> **Instruction**: Can you output the records below exactly as they are written?

> **Material shown**:
──────────────────────────────

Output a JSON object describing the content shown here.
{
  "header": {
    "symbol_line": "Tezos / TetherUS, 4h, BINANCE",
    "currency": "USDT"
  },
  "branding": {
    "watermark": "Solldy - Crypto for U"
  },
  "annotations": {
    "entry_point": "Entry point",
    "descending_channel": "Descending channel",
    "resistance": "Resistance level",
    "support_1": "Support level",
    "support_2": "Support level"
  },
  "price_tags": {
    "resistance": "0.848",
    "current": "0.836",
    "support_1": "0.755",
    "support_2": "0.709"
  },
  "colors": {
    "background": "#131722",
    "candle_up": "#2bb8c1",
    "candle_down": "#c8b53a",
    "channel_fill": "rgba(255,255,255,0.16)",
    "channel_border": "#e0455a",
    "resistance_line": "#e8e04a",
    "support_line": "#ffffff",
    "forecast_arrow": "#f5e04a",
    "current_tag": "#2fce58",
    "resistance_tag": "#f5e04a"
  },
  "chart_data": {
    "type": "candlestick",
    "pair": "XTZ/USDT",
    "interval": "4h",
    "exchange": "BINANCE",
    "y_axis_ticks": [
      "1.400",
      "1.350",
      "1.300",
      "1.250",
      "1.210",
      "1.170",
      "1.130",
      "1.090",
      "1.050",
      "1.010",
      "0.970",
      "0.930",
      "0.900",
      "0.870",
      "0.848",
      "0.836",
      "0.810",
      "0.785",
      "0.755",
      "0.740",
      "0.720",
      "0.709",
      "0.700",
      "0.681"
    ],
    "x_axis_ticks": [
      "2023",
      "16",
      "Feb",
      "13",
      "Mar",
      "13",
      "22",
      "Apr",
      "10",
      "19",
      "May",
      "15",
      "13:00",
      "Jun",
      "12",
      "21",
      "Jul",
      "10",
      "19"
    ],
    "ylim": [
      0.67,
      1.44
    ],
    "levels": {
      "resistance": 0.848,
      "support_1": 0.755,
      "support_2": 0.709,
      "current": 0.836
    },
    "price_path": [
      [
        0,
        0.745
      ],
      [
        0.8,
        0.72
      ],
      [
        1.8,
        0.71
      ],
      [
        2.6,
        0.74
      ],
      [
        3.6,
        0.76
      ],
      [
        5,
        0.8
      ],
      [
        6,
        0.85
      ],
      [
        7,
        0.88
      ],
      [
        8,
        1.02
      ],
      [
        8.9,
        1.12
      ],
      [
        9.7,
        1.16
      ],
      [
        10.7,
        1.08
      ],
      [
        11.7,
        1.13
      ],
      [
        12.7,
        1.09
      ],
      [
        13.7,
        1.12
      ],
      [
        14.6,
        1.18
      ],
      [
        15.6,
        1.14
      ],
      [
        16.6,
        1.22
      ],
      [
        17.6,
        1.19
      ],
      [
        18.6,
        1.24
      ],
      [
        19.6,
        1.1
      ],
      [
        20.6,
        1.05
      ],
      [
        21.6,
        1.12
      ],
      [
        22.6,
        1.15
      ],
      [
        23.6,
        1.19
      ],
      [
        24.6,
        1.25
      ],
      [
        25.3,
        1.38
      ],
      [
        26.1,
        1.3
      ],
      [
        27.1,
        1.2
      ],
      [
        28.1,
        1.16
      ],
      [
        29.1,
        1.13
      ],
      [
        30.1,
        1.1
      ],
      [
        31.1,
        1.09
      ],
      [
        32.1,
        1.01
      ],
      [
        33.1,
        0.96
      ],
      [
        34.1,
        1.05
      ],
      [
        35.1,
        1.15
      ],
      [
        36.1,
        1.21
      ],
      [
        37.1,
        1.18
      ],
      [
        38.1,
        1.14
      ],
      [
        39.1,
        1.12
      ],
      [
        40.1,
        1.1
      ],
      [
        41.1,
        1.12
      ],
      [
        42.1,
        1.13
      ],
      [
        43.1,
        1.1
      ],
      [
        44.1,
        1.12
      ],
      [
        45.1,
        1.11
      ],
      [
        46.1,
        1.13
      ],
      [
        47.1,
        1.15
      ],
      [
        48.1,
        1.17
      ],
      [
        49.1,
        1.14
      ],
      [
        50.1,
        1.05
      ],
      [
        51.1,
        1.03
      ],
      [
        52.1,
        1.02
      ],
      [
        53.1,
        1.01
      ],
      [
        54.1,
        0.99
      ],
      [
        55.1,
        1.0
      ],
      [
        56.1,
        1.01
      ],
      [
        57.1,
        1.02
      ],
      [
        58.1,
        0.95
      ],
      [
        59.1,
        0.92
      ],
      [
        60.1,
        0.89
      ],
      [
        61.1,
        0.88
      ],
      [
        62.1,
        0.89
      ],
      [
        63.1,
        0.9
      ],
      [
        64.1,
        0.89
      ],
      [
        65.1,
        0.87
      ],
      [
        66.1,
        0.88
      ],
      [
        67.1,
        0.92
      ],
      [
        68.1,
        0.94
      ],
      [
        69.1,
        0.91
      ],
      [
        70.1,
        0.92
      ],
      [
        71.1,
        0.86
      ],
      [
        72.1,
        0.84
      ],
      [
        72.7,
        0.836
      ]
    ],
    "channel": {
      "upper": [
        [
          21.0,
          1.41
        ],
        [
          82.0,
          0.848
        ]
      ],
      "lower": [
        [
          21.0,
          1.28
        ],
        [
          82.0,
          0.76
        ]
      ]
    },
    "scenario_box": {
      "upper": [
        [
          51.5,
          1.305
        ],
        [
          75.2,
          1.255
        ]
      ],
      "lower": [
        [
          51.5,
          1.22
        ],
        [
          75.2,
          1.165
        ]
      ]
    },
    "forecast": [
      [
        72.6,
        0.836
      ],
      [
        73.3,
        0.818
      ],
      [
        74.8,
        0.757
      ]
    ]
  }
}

──────────────────────────────

> **Expected answer**:
Output a JSON object describing the content shown here.
{
  "header": {
    "symbol_line": "Tezos / TetherUS, 4h, BINANCE",
    "currency": "USDT"
  },
  "branding": {
    "watermark": "Solldy - Crypto for U"
  },
  "annotations": {
    "entry_point": "Entry point",
    "descending_channel": "Descending channel",
    "resistance": "Resistance level",
    "support_1": "Support level",
    "support_2": "Support level"
  },
  "price_tags": {
    "resistance": "0.848",
    "current": "0.836",
    "support_1": "0.755",
    "support_2": "0.709"
  },
  "colors": {
    "background": "#131722",
    "candle_up": "#2bb8c1",
    "candle_down": "#c8b53a",
    "channel_fill": "rgba(255,255,255,0.16)",
    "channel_border": "#e0455a",
    "resistance_line": "#e8e04a",
    "support_line": "#ffffff",
    "forecast_arrow": "#f5e04a",
    "current_tag": "#2fce58",
    "resistance_tag": "#f5e04a"
  },
  "chart_data": {
    "type": "candlestick",
    "pair": "XTZ/USDT",
    "interval": "4h",
    "exchange": "BINANCE",
    "y_axis_ticks": [
      "1.400",
      "1.350",
      "1.300",
      "1.250",
      "1.210",
      "1.170",
      "1.130",
      "1.090",
      "1.050",
      "1.010",
      "0.970",
      "0.930",
      "0.900",
      "0.870",
      "0.848",
      "0.836",
      "0.810",
      "0.785",
      "0.755",
      "0.740",
      "0.720",
      "0.709",
      "0.700",
      "0.681"
    ],
    "x_axis_ticks": [
      "2023",
      "16",
      "Feb",
      "13",
      "Mar",
      "13",
      "22",
      "Apr",
      "10",
      "19",
      "May",
      "15",
      "13:00",
      "Jun",
      "12",
      "21",
      "Jul",
      "10",
      "19"
    ],
    "ylim": [
      0.67,
      1.44
    ],
    "levels": {
      "resistance": 0.848,
      "support_1": 0.755,
      "support_2": 0.709,
      "current": 0.836
    },
    "price_path": [
      [
        0,
        0.745
      ],
      [
        0.8,
        0.72
      ],
      [
        1.8,
        0.71
      ],
      [
        2.6,
        0.74
      ],
      [
        3.6,
        0.76
      ],
      [
        5,
        0.8
      ],
      [
        6,
        0.85
      ],
      [
        7,
        0.88
      ],
      [
        8,
        1.02
      ],
      [
        8.9,
        1.12
      ],
      [
        9.7,
        1.16
      ],
      [
        10.7,
        1.08
      ],
      [
        11.7,
        1.13
      ],
      [
        12.7,
        1.09
      ],
      [
        13.7,
        1.12
      ],
      [
        14.6,
        1.18
      ],
      [
        15.6,
        1.14
      ],
      [
        16.6,
        1.22
      ],
      [
        17.6,
        1.19
      ],
      [
        18.6,
        1.24
      ],
      [
        19.6,
        1.1
      ],
      [
        20.6,
        1.05
      ],
      [
        21.6,
        1.12
      ],
      [
        22.6,
        1.15
      ],
      [
        23.6,
        1.19
      ],
      [
        24.6,
        1.25
      ],
      [
        25.3,
        1.38
      ],
      [
        26.1,
        1.3
      ],
      [
        27.1,
        1.2
      ],
      [
        28.1,
        1.16
      ],
      [
        29.1,
        1.13
      ],
      [
        30.1,
        1.1
      ],
      [
        31.1,
        1.09
      ],
      [
        32.1,
        1.01
      ],
      [
        33.1,
        0.96
      ],
      [
        34.1,
        1.05
      ],
      [
        35.1,
        1.15
      ],
      [
        36.1,
        1.21
      ],
      [
        37.1,
        1.18
      ],
      [
        38.1,
        1.14
      ],
      [
        39.1,
        1.12
      ],
      [
        40.1,
        1.1
      ],
      [
        41.1,
        1.12
      ],
      [
        42.1,
        1.13
      ],
      [
        43.1,
        1.1
      ],
      [
        44.1,
        1.12
      ],
      [
        45.1,
        1.11
      ],
      [
        46.1,
        1.13
      ],
      [
        47.1,
        1.15
      ],
      [
        48.1,
        1.17
      ],
      [
        49.1,
        1.14
      ],
      [
        50.1,
        1.05
      ],
      [
        51.1,
        1.03
      ],
      [
        52.1,
        1.02
      ],
      [
        53.1,
        1.01
      ],
      [
        54.1,
        0.99
      ],
      [
        55.1,
        1.0
      ],
      [
        56.1,
        1.01
      ],
      [
        57.1,
        1.02
      ],
      [
        58.1,
        0.95
      ],
      [
        59.1,
        0.92
      ],
      [
        60.1,
        0.89
      ],
      [
        61.1,
        0.88
      ],
      [
        62.1,
        0.89
      ],
      [
        63.1,
        0.9
      ],
      [
        64.1,
        0.89
      ],
      [
        65.1,
        0.87
      ],
      [
        66.1,
        0.88
      ],
      [
        67.1,
        0.92
      ],
      [
        68.1,
        0.94
      ],
      [
        69.1,
        0.91
      ],
      [
        70.1,
        0.92
      ],
      [
        71.1,
        0.86
      ],
      [
        72.1,
        0.84
      ],
      [
        72.7,
        0.836
      ]
    ],
    "channel": {
      "upper": [
        [
          21.0,
          1.41
        ],
        [
          82.0,
          0.848
        ]
      ],
      "lower": [
        [
          21.0,
          1.28
        ],
        [
          82.0,
          0.76
        ]
      ]
    },
    "scenario_box": {
      "upper": [
        [
          51.5,
          1.305
        ],
        [
          75.2,
          1.255
        ]
      ],
      "lower": [
        [
          51.5,
          1.22
        ],
        [
          75.2,
          1.165
        ]
      ]
    },
    "forecast": [
      [
        72.6,
        0.836
      ],
      [
        73.3,
        0.818
      ],
      [
        74.8,
        0.757
      ]
    ]
  }
}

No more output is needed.